──────── Data supplied

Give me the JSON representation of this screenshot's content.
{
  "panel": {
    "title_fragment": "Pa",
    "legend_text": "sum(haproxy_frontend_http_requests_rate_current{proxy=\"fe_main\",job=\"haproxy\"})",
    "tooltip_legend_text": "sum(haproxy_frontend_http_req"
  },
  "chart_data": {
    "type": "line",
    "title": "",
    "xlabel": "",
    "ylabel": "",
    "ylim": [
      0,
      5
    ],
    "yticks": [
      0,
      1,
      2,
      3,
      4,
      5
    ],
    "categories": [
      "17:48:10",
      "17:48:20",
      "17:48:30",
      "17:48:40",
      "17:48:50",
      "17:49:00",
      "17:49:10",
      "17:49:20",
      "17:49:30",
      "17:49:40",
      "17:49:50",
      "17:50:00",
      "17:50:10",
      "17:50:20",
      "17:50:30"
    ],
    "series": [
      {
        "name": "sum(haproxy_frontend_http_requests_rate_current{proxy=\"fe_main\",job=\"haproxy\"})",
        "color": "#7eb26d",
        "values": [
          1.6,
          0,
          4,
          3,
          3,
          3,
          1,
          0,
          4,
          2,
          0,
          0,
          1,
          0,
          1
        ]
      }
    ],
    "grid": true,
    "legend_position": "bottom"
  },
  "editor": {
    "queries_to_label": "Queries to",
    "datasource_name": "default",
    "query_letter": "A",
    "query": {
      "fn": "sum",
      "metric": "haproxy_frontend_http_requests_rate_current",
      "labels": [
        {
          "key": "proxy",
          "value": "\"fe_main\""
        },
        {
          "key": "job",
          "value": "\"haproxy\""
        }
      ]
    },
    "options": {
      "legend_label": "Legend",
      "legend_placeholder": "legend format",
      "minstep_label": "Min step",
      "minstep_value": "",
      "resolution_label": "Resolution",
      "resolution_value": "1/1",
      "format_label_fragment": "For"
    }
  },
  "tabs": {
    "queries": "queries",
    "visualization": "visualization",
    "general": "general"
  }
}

────────────────

What you will do >> Make an exact copy of the records.

Result for this exercise >>
Give me the JSON representation of this screenshot's content.
{
  "panel": {
    "title_fragment": "Pa",
    "legend_text": "sum(haproxy_frontend_http_requests_rate_current{proxy=\"fe_main\",job=\"haproxy\"})",
    "tooltip_legend_text": "sum(haproxy_frontend_http_req"
  },
  "chart_data": {
    "type": "line",
    "title": "",
    "xlabel": "",
    "ylabel": "",
    "ylim": [
      0,
      5
    ],
    "yticks": [
      0,
      1,
      2,
      3,
      4,
      5
    ],
    "categories": [
      "17:48:10",
      "17:48:20",
      "17:48:30",
      "17:48:40",
      "17:48:50",
      "17:49:00",
      "17:49:10",
      "17:49:20",
      "17:49:30",
      "17:49:40",
      "17:49:50",
      "17:50:00",
      "17:50:10",
      "17:50:20",
      "17:50:30"
    ],
    "series": [
      {
        "name": "sum(haproxy_frontend_http_requests_rate_current{proxy=\"fe_main\",job=\"haproxy\"})",
        "color": "#7eb26d",
        "values": [
          1.6,
          0,
          4,
          3,
          3,
          3,
          1,
          0,
          4,
          2,
          0,
          0,
          1,
          0,
          1
        ]
      }
    ],
    "grid": true,
    "legend_position": "bottom"
  },
  "editor": {
    "queries_to_label": "Queries to",
    "datasource_name": "default",
    "query_letter": "A",
    "query": {
      "fn": "sum",
      "metric": "haproxy_frontend_http_requests_rate_current",
      "labels": [
        {
          "key": "proxy",
          "value": "\"fe_main\""
        },
        {
          "key": "job",
          "value": "\"haproxy\""
        }
      ]
    },
    "options": {
      "legend_label": "Legend",
      "legend_placeholder": "legend format",
      "minstep_label": "Min step",
      "minstep_value": "",
      "resolution_label": "Resolution",
      "resolution_value": "1/1",
      "format_label_fragment": "For"
    }
  },
  "tabs": {
    "queries": "queries",
    "visualization": "visualization",
    "general": "general"
  }
}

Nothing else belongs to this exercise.